──────── ITEMS
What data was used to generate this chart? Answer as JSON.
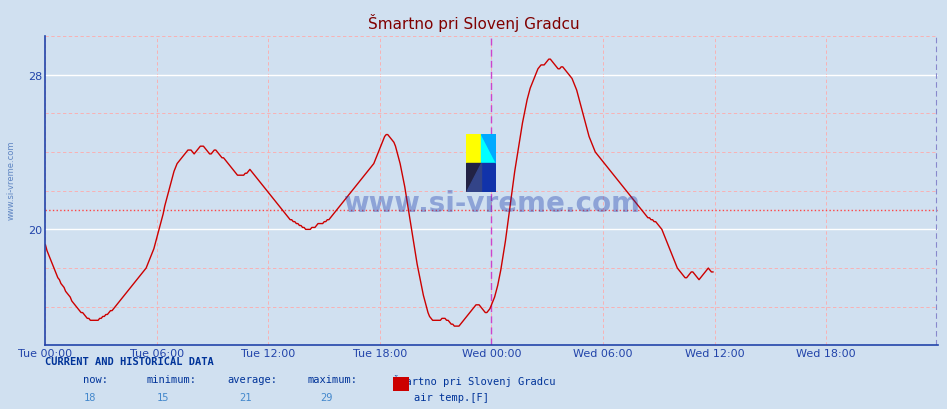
{
  "title": "Šmartno pri Slovenj Gradcu",
  "title_color": "#800000",
  "bg_color": "#d0e0f0",
  "plot_bg_color": "#d0e0f0",
  "line_color": "#cc0000",
  "line_width": 1.0,
  "ylim_min": 14,
  "ylim_max": 30,
  "ytick_vals": [
    20,
    28
  ],
  "y_average_line": 21.0,
  "xlabel_color": "#2244aa",
  "xtick_labels": [
    "Tue 00:00",
    "Tue 06:00",
    "Tue 12:00",
    "Tue 18:00",
    "Wed 00:00",
    "Wed 06:00",
    "Wed 12:00",
    "Wed 18:00"
  ],
  "xtick_positions": [
    0,
    72,
    144,
    216,
    288,
    360,
    432,
    504
  ],
  "total_points": 576,
  "watermark_text": "www.si-vreme.com",
  "side_text": "www.si-vreme.com",
  "bottom_line1": "CURRENT AND HISTORICAL DATA",
  "bottom_now_label": "now:",
  "bottom_min_label": "minimum:",
  "bottom_avg_label": "average:",
  "bottom_max_label": "maximum:",
  "bottom_station": "Šmartno pri Slovenj Gradcu",
  "bottom_now": "18",
  "bottom_min": "15",
  "bottom_avg": "21",
  "bottom_max": "29",
  "bottom_series_label": "air temp.[F]",
  "values": [
    19.2,
    18.9,
    18.7,
    18.5,
    18.3,
    18.1,
    17.9,
    17.7,
    17.5,
    17.4,
    17.2,
    17.1,
    17.0,
    16.8,
    16.7,
    16.6,
    16.5,
    16.3,
    16.2,
    16.1,
    16.0,
    15.9,
    15.8,
    15.7,
    15.7,
    15.6,
    15.5,
    15.4,
    15.4,
    15.3,
    15.3,
    15.3,
    15.3,
    15.3,
    15.3,
    15.4,
    15.4,
    15.5,
    15.5,
    15.6,
    15.6,
    15.7,
    15.8,
    15.8,
    15.9,
    16.0,
    16.1,
    16.2,
    16.3,
    16.4,
    16.5,
    16.6,
    16.7,
    16.8,
    16.9,
    17.0,
    17.1,
    17.2,
    17.3,
    17.4,
    17.5,
    17.6,
    17.7,
    17.8,
    17.9,
    18.0,
    18.2,
    18.4,
    18.6,
    18.8,
    19.0,
    19.3,
    19.6,
    19.9,
    20.2,
    20.5,
    20.8,
    21.2,
    21.5,
    21.8,
    22.1,
    22.4,
    22.7,
    23.0,
    23.2,
    23.4,
    23.5,
    23.6,
    23.7,
    23.8,
    23.9,
    24.0,
    24.1,
    24.1,
    24.1,
    24.0,
    23.9,
    24.0,
    24.1,
    24.2,
    24.3,
    24.3,
    24.3,
    24.2,
    24.1,
    24.0,
    23.9,
    23.9,
    24.0,
    24.1,
    24.1,
    24.0,
    23.9,
    23.8,
    23.7,
    23.7,
    23.6,
    23.5,
    23.4,
    23.3,
    23.2,
    23.1,
    23.0,
    22.9,
    22.8,
    22.8,
    22.8,
    22.8,
    22.8,
    22.9,
    22.9,
    23.0,
    23.1,
    23.0,
    22.9,
    22.8,
    22.7,
    22.6,
    22.5,
    22.4,
    22.3,
    22.2,
    22.1,
    22.0,
    21.9,
    21.8,
    21.7,
    21.6,
    21.5,
    21.4,
    21.3,
    21.2,
    21.1,
    21.0,
    20.9,
    20.8,
    20.7,
    20.6,
    20.5,
    20.5,
    20.4,
    20.4,
    20.3,
    20.3,
    20.2,
    20.2,
    20.1,
    20.1,
    20.0,
    20.0,
    20.0,
    20.0,
    20.1,
    20.1,
    20.1,
    20.2,
    20.3,
    20.3,
    20.3,
    20.3,
    20.4,
    20.4,
    20.5,
    20.5,
    20.6,
    20.7,
    20.8,
    20.9,
    21.0,
    21.1,
    21.2,
    21.3,
    21.4,
    21.5,
    21.6,
    21.7,
    21.8,
    21.9,
    22.0,
    22.1,
    22.2,
    22.3,
    22.4,
    22.5,
    22.6,
    22.7,
    22.8,
    22.9,
    23.0,
    23.1,
    23.2,
    23.3,
    23.4,
    23.6,
    23.8,
    24.0,
    24.2,
    24.4,
    24.6,
    24.8,
    24.9,
    24.9,
    24.8,
    24.7,
    24.6,
    24.5,
    24.3,
    24.0,
    23.7,
    23.4,
    23.0,
    22.6,
    22.2,
    21.7,
    21.2,
    20.7,
    20.2,
    19.7,
    19.2,
    18.7,
    18.2,
    17.8,
    17.4,
    17.0,
    16.6,
    16.3,
    16.0,
    15.7,
    15.5,
    15.4,
    15.3,
    15.3,
    15.3,
    15.3,
    15.3,
    15.3,
    15.4,
    15.4,
    15.4,
    15.3,
    15.3,
    15.2,
    15.1,
    15.1,
    15.0,
    15.0,
    15.0,
    15.0,
    15.1,
    15.2,
    15.3,
    15.4,
    15.5,
    15.6,
    15.7,
    15.8,
    15.9,
    16.0,
    16.1,
    16.1,
    16.1,
    16.0,
    15.9,
    15.8,
    15.7,
    15.7,
    15.8,
    15.9,
    16.1,
    16.3,
    16.5,
    16.8,
    17.1,
    17.5,
    17.9,
    18.4,
    18.9,
    19.4,
    20.0,
    20.6,
    21.2,
    21.8,
    22.4,
    23.0,
    23.5,
    24.0,
    24.5,
    25.0,
    25.5,
    25.9,
    26.3,
    26.7,
    27.0,
    27.3,
    27.5,
    27.7,
    27.9,
    28.1,
    28.3,
    28.4,
    28.5,
    28.5,
    28.5,
    28.6,
    28.7,
    28.8,
    28.8,
    28.7,
    28.6,
    28.5,
    28.4,
    28.3,
    28.3,
    28.4,
    28.4,
    28.3,
    28.2,
    28.1,
    28.0,
    27.9,
    27.8,
    27.6,
    27.4,
    27.2,
    26.9,
    26.6,
    26.3,
    26.0,
    25.7,
    25.4,
    25.1,
    24.8,
    24.6,
    24.4,
    24.2,
    24.0,
    23.9,
    23.8,
    23.7,
    23.6,
    23.5,
    23.4,
    23.3,
    23.2,
    23.1,
    23.0,
    22.9,
    22.8,
    22.7,
    22.6,
    22.5,
    22.4,
    22.3,
    22.2,
    22.1,
    22.0,
    21.9,
    21.8,
    21.7,
    21.6,
    21.5,
    21.4,
    21.3,
    21.2,
    21.1,
    21.0,
    20.9,
    20.8,
    20.7,
    20.6,
    20.6,
    20.5,
    20.5,
    20.4,
    20.4,
    20.3,
    20.2,
    20.1,
    20.0,
    19.8,
    19.6,
    19.4,
    19.2,
    19.0,
    18.8,
    18.6,
    18.4,
    18.2,
    18.0,
    17.9,
    17.8,
    17.7,
    17.6,
    17.5,
    17.5,
    17.6,
    17.7,
    17.8,
    17.8,
    17.7,
    17.6,
    17.5,
    17.4,
    17.5,
    17.6,
    17.7,
    17.8,
    17.9,
    18.0,
    17.9,
    17.8,
    17.8
  ]
}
────────────────
**BRIEF**
Extract all the data above exactly, excluding every picture.

**THE COMPLETED TASK**
What data was used to generate this chart? Answer as JSON.
{
  "title": "Šmartno pri Slovenj Gradcu",
  "title_color": "#800000",
  "bg_color": "#d0e0f0",
  "plot_bg_color": "#d0e0f0",
  "line_color": "#cc0000",
  "line_width": 1.0,
  "ylim_min": 14,
  "ylim_max": 30,
  "ytick_vals": [
    20,
    28
  ],
  "y_average_line": 21.0,
  "xlabel_color": "#2244aa",
  "xtick_labels": [
    "Tue 00:00",
    "Tue 06:00",
    "Tue 12:00",
    "Tue 18:00",
    "Wed 00:00",
    "Wed 06:00",
    "Wed 12:00",
    "Wed 18:00"
  ],
  "xtick_positions": [
    0,
    72,
    144,
    216,
    288,
    360,
    432,
    504
  ],
  "total_points": 576,
  "watermark_text": "www.si-vreme.com",
  "side_text": "www.si-vreme.com",
  "bottom_line1": "CURRENT AND HISTORICAL DATA",
  "bottom_now_label": "now:",
  "bottom_min_label": "minimum:",
  "bottom_avg_label": "average:",
  "bottom_max_label": "maximum:",
  "bottom_station": "Šmartno pri Slovenj Gradcu",
  "bottom_now": "18",
  "bottom_min": "15",
  "bottom_avg": "21",
  "bottom_max": "29",
  "bottom_series_label": "air temp.[F]",
  "values": [
    19.2,
    18.9,
    18.7,
    18.5,
    18.3,
    18.1,
    17.9,
    17.7,
    17.5,
    17.4,
    17.2,
    17.1,
    17.0,
    16.8,
    16.7,
    16.6,
    16.5,
    16.3,
    16.2,
    16.1,
    16.0,
    15.9,
    15.8,
    15.7,
    15.7,
    15.6,
    15.5,
    15.4,
    15.4,
    15.3,
    15.3,
    15.3,
    15.3,
    15.3,
    15.3,
    15.4,
    15.4,
    15.5,
    15.5,
    15.6,
    15.6,
    15.7,
    15.8,
    15.8,
    15.9,
    16.0,
    16.1,
    16.2,
    16.3,
    16.4,
    16.5,
    16.6,
    16.7,
    16.8,
    16.9,
    17.0,
    17.1,
    17.2,
    17.3,
    17.4,
    17.5,
    17.6,
    17.7,
    17.8,
    17.9,
    18.0,
    18.2,
    18.4,
    18.6,
    18.8,
    19.0,
    19.3,
    19.6,
    19.9,
    20.2,
    20.5,
    20.8,
    21.2,
    21.5,
    21.8,
    22.1,
    22.4,
    22.7,
    23.0,
    23.2,
    23.4,
    23.5,
    23.6,
    23.7,
    23.8,
    23.9,
    24.0,
    24.1,
    24.1,
    24.1,
    24.0,
    23.9,
    24.0,
    24.1,
    24.2,
    24.3,
    24.3,
    24.3,
    24.2,
    24.1,
    24.0,
    23.9,
    23.9,
    24.0,
    24.1,
    24.1,
    24.0,
    23.9,
    23.8,
    23.7,
    23.7,
    23.6,
    23.5,
    23.4,
    23.3,
    23.2,
    23.1,
    23.0,
    22.9,
    22.8,
    22.8,
    22.8,
    22.8,
    22.8,
    22.9,
    22.9,
    23.0,
    23.1,
    23.0,
    22.9,
    22.8,
    22.7,
    22.6,
    22.5,
    22.4,
    22.3,
    22.2,
    22.1,
    22.0,
    21.9,
    21.8,
    21.7,
    21.6,
    21.5,
    21.4,
    21.3,
    21.2,
    21.1,
    21.0,
    20.9,
    20.8,
    20.7,
    20.6,
    20.5,
    20.5,
    20.4,
    20.4,
    20.3,
    20.3,
    20.2,
    20.2,
    20.1,
    20.1,
    20.0,
    20.0,
    20.0,
    20.0,
    20.1,
    20.1,
    20.1,
    20.2,
    20.3,
    20.3,
    20.3,
    20.3,
    20.4,
    20.4,
    20.5,
    20.5,
    20.6,
    20.7,
    20.8,
    20.9,
    21.0,
    21.1,
    21.2,
    21.3,
    21.4,
    21.5,
    21.6,
    21.7,
    21.8,
    21.9,
    22.0,
    22.1,
    22.2,
    22.3,
    22.4,
    22.5,
    22.6,
    22.7,
    22.8,
    22.9,
    23.0,
    23.1,
    23.2,
    23.3,
    23.4,
    23.6,
    23.8,
    24.0,
    24.2,
    24.4,
    24.6,
    24.8,
    24.9,
    24.9,
    24.8,
    24.7,
    24.6,
    24.5,
    24.3,
    24.0,
    23.7,
    23.4,
    23.0,
    22.6,
    22.2,
    21.7,
    21.2,
    20.7,
    20.2,
    19.7,
    19.2,
    18.7,
    18.2,
    17.8,
    17.4,
    17.0,
    16.6,
    16.3,
    16.0,
    15.7,
    15.5,
    15.4,
    15.3,
    15.3,
    15.3,
    15.3,
    15.3,
    15.3,
    15.4,
    15.4,
    15.4,
    15.3,
    15.3,
    15.2,
    15.1,
    15.1,
    15.0,
    15.0,
    15.0,
    15.0,
    15.1,
    15.2,
    15.3,
    15.4,
    15.5,
    15.6,
    15.7,
    15.8,
    15.9,
    16.0,
    16.1,
    16.1,
    16.1,
    16.0,
    15.9,
    15.8,
    15.7,
    15.7,
    15.8,
    15.9,
    16.1,
    16.3,
    16.5,
    16.8,
    17.1,
    17.5,
    17.9,
    18.4,
    18.9,
    19.4,
    20.0,
    20.6,
    21.2,
    21.8,
    22.4,
    23.0,
    23.5,
    24.0,
    24.5,
    25.0,
    25.5,
    25.9,
    26.3,
    26.7,
    27.0,
    27.3,
    27.5,
    27.7,
    27.9,
    28.1,
    28.3,
    28.4,
    28.5,
    28.5,
    28.5,
    28.6,
    28.7,
    28.8,
    28.8,
    28.7,
    28.6,
    28.5,
    28.4,
    28.3,
    28.3,
    28.4,
    28.4,
    28.3,
    28.2,
    28.1,
    28.0,
    27.9,
    27.8,
    27.6,
    27.4,
    27.2,
    26.9,
    26.6,
    26.3,
    26.0,
    25.7,
    25.4,
    25.1,
    24.8,
    24.6,
    24.4,
    24.2,
    24.0,
    23.9,
    23.8,
    23.7,
    23.6,
    23.5,
    23.4,
    23.3,
    23.2,
    23.1,
    23.0,
    22.9,
    22.8,
    22.7,
    22.6,
    22.5,
    22.4,
    22.3,
    22.2,
    22.1,
    22.0,
    21.9,
    21.8,
    21.7,
    21.6,
    21.5,
    21.4,
    21.3,
    21.2,
    21.1,
    21.0,
    20.9,
    20.8,
    20.7,
    20.6,
    20.6,
    20.5,
    20.5,
    20.4,
    20.4,
    20.3,
    20.2,
    20.1,
    20.0,
    19.8,
    19.6,
    19.4,
    19.2,
    19.0,
    18.8,
    18.6,
    18.4,
    18.2,
    18.0,
    17.9,
    17.8,
    17.7,
    17.6,
    17.5,
    17.5,
    17.6,
    17.7,
    17.8,
    17.8,
    17.7,
    17.6,
    17.5,
    17.4,
    17.5,
    17.6,
    17.7,
    17.8,
    17.9,
    18.0,
    17.9,
    17.8,
    17.8
  ]
}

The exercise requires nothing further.